Using the records that follow, copy every line containing the word "icon".

_Records supplied_
****************
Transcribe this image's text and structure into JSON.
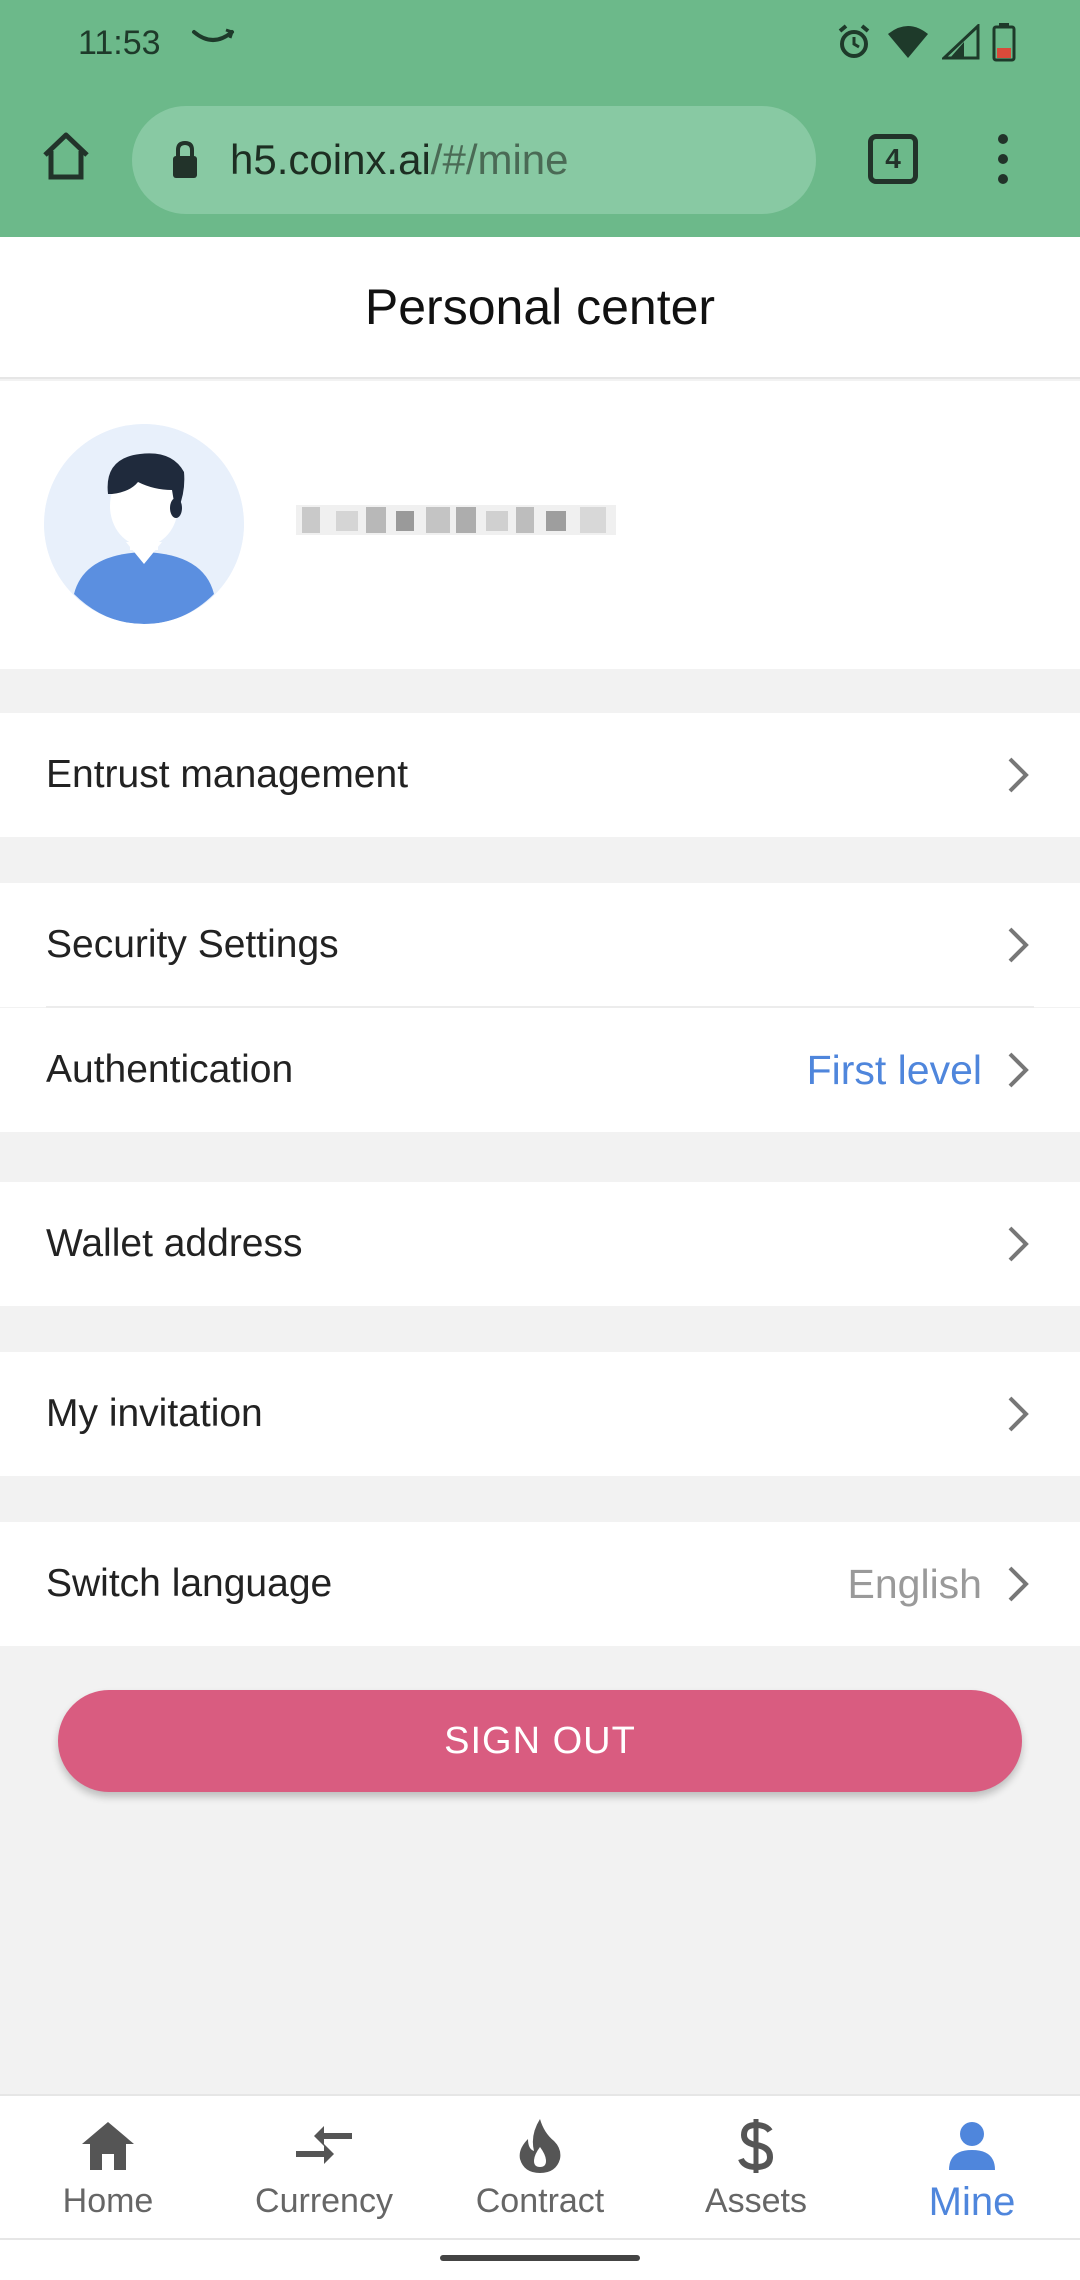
{
  "status_bar": {
    "time": "11:53"
  },
  "browser": {
    "url_host": "h5.coinx.ai",
    "url_path": "/#/mine",
    "tab_count": "4"
  },
  "header": {
    "title": "Personal center"
  },
  "menu": {
    "entrust": {
      "label": "Entrust management"
    },
    "security": {
      "label": "Security Settings"
    },
    "auth": {
      "label": "Authentication",
      "value": "First level"
    },
    "wallet": {
      "label": "Wallet address"
    },
    "invitation": {
      "label": "My invitation"
    },
    "language": {
      "label": "Switch language",
      "value": "English"
    }
  },
  "signout_label": "SIGN OUT",
  "nav": {
    "items": [
      {
        "label": "Home",
        "icon": "home-icon"
      },
      {
        "label": "Currency",
        "icon": "swap-arrows-icon"
      },
      {
        "label": "Contract",
        "icon": "flame-icon"
      },
      {
        "label": "Assets",
        "icon": "dollar-icon"
      },
      {
        "label": "Mine",
        "icon": "person-icon"
      }
    ],
    "active": "Mine"
  },
  "colors": {
    "browser_bar": "#6cb98a",
    "accent_blue": "#4f86dc",
    "signout_pink": "#d95c80"
  }
}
****************
_Completed task_
        "icon": "home-icon"
        "icon": "swap-arrows-icon"
        "icon": "flame-icon"
        "icon": "dollar-icon"
        "icon": "person-icon"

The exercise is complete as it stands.